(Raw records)
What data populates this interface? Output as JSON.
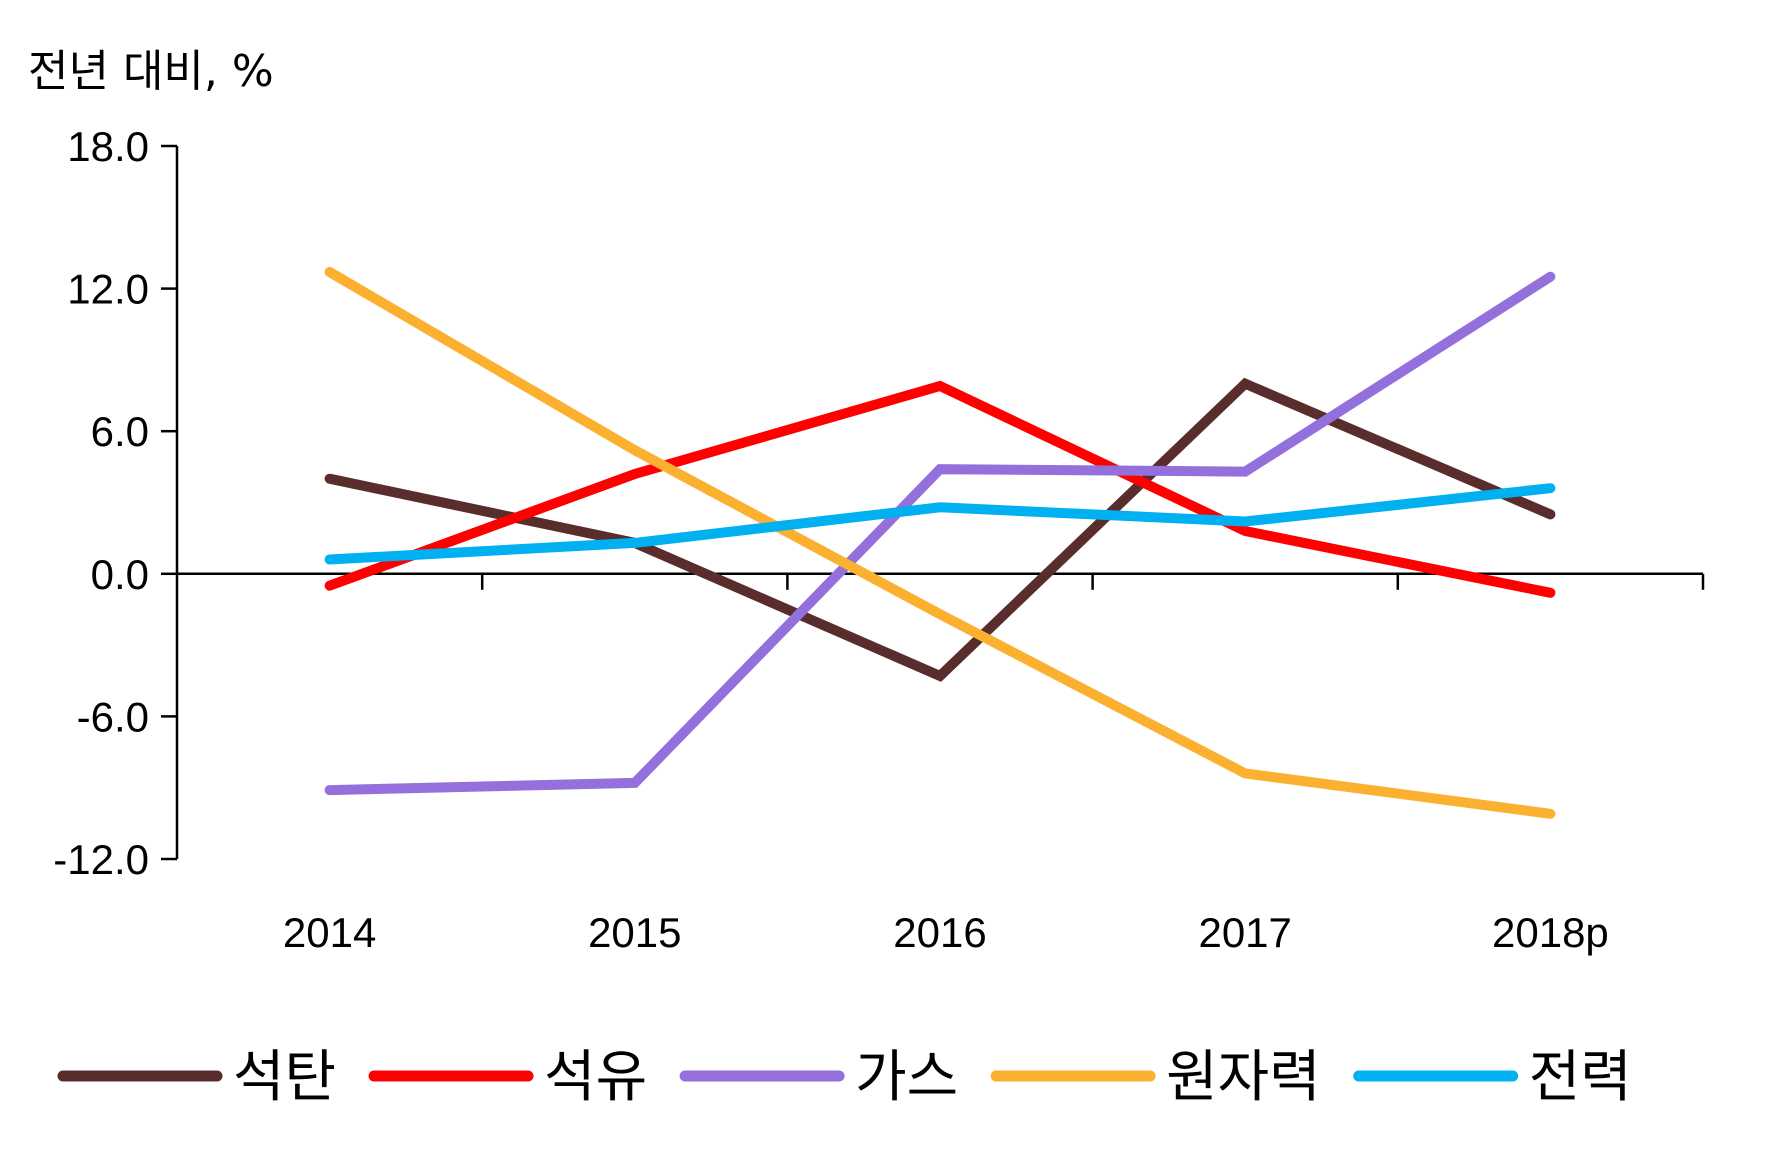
{
  "chart_data": {
    "type": "line",
    "ylabel": "전년 대비, %",
    "categories": [
      "2014",
      "2015",
      "2016",
      "2017",
      "2018p"
    ],
    "ylim": [
      -12,
      18
    ],
    "yticks": [
      18,
      12,
      6,
      0,
      -6,
      -12
    ],
    "ytick_labels": [
      "18.0",
      "12.0",
      "6.0",
      "0.0",
      "-6.0",
      "-12.0"
    ],
    "grid": false,
    "legend_position": "bottom",
    "series": [
      {
        "name": "석탄",
        "color": "#5a2d2d",
        "values": [
          4.0,
          1.3,
          -4.3,
          8.0,
          2.5
        ]
      },
      {
        "name": "석유",
        "color": "#ff0000",
        "values": [
          -0.5,
          4.2,
          7.9,
          1.8,
          -0.8
        ]
      },
      {
        "name": "가스",
        "color": "#9370db",
        "values": [
          -9.1,
          -8.8,
          4.4,
          4.3,
          12.5
        ]
      },
      {
        "name": "원자력",
        "color": "#fbb030",
        "values": [
          12.7,
          5.2,
          -1.7,
          -8.4,
          -10.1
        ]
      },
      {
        "name": "전력",
        "color": "#00b0f0",
        "values": [
          0.6,
          1.3,
          2.8,
          2.2,
          3.6
        ]
      }
    ]
  }
}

=== Exercise instructions ===
Take the listing above and print it exactly, apart from the pictures.

=== The completed task ===
What data populates this interface? Output as JSON.
{
  "chart_data": {
    "type": "line",
    "ylabel": "전년 대비, %",
    "categories": [
      "2014",
      "2015",
      "2016",
      "2017",
      "2018p"
    ],
    "ylim": [
      -12,
      18
    ],
    "yticks": [
      18,
      12,
      6,
      0,
      -6,
      -12
    ],
    "ytick_labels": [
      "18.0",
      "12.0",
      "6.0",
      "0.0",
      "-6.0",
      "-12.0"
    ],
    "grid": false,
    "legend_position": "bottom",
    "series": [
      {
        "name": "석탄",
        "color": "#5a2d2d",
        "values": [
          4.0,
          1.3,
          -4.3,
          8.0,
          2.5
        ]
      },
      {
        "name": "석유",
        "color": "#ff0000",
        "values": [
          -0.5,
          4.2,
          7.9,
          1.8,
          -0.8
        ]
      },
      {
        "name": "가스",
        "color": "#9370db",
        "values": [
          -9.1,
          -8.8,
          4.4,
          4.3,
          12.5
        ]
      },
      {
        "name": "원자력",
        "color": "#fbb030",
        "values": [
          12.7,
          5.2,
          -1.7,
          -8.4,
          -10.1
        ]
      },
      {
        "name": "전력",
        "color": "#00b0f0",
        "values": [
          0.6,
          1.3,
          2.8,
          2.2,
          3.6
        ]
      }
    ]
  }
}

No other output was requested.